Saved entries:
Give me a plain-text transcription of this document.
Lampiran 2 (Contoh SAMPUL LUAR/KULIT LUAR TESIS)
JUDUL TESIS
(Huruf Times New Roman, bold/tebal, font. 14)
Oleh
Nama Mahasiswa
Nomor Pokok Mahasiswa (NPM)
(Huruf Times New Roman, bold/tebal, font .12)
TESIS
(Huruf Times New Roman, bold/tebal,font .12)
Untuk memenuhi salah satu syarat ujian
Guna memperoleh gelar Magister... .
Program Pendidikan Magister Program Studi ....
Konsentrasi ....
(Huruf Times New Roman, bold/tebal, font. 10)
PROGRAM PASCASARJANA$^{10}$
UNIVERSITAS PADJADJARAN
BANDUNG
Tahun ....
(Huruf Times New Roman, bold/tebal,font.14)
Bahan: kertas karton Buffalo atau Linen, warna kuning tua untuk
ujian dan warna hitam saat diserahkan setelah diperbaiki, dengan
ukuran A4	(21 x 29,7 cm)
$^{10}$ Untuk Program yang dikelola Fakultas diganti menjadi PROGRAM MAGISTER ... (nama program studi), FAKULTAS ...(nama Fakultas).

==

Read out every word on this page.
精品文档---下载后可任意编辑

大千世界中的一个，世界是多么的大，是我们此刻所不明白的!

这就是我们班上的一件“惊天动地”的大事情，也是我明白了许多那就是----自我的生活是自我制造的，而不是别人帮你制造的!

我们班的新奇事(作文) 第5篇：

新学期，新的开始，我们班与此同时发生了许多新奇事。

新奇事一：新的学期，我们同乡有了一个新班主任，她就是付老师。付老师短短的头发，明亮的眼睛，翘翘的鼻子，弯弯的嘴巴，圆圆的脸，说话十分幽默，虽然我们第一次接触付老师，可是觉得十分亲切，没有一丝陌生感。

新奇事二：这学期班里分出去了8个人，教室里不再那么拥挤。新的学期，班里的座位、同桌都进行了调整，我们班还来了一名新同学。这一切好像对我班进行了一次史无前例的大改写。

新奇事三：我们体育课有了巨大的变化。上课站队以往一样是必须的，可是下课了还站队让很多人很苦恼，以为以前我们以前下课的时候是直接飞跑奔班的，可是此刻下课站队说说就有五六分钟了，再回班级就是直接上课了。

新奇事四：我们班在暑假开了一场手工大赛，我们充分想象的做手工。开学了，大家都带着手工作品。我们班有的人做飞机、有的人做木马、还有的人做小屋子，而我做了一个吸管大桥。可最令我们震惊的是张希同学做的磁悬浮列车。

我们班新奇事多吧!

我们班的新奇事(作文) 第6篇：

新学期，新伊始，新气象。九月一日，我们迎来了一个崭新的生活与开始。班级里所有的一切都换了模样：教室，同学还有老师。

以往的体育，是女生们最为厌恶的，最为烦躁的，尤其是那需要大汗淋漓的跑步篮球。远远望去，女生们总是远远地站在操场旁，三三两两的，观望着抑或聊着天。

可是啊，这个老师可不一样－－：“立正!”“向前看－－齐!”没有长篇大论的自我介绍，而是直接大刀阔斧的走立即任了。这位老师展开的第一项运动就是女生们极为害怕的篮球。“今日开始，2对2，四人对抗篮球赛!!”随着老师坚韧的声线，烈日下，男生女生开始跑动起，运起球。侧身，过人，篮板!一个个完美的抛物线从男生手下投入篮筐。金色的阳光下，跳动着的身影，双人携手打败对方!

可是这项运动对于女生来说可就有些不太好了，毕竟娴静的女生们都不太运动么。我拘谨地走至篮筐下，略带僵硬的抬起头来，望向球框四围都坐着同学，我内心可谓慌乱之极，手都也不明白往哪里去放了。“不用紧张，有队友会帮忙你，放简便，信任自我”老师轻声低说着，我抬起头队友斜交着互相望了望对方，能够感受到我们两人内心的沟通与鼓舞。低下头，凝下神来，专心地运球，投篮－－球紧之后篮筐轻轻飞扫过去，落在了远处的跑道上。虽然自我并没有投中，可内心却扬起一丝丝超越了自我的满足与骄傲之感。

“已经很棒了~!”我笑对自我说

...

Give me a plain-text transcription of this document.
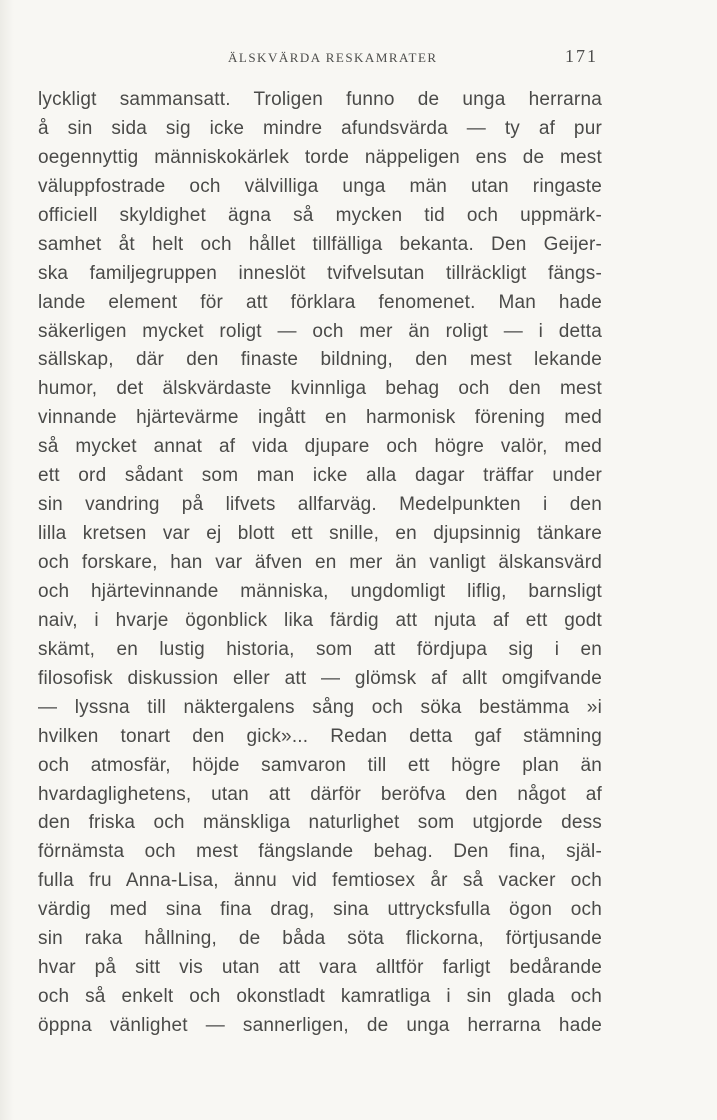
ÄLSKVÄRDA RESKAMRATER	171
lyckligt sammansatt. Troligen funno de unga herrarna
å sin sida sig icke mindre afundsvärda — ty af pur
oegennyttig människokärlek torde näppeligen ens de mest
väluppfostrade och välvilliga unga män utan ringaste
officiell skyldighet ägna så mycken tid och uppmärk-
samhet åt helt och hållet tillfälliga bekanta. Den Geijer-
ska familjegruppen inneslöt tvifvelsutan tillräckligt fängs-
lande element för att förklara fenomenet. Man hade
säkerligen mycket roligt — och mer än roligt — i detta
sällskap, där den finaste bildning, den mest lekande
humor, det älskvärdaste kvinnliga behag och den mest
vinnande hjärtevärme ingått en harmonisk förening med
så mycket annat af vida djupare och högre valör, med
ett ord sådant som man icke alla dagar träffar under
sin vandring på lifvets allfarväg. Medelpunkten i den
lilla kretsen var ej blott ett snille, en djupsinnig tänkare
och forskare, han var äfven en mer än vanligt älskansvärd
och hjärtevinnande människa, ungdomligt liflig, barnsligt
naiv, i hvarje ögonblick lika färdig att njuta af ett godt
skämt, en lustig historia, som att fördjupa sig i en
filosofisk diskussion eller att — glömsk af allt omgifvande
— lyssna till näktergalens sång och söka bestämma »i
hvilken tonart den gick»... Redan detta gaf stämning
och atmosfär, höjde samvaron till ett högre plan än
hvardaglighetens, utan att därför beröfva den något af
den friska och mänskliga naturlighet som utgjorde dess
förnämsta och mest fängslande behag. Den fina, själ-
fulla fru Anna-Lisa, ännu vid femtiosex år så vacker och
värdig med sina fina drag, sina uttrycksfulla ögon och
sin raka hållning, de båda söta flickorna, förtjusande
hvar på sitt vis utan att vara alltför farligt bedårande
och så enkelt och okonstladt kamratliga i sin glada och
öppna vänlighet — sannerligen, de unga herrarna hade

YOUR INSTRUCTIONS ::
Check every line of the records above for the string "Mahasiswa" and say how many contain it, giving the number alone.

CORRECT RESPONSE ::
2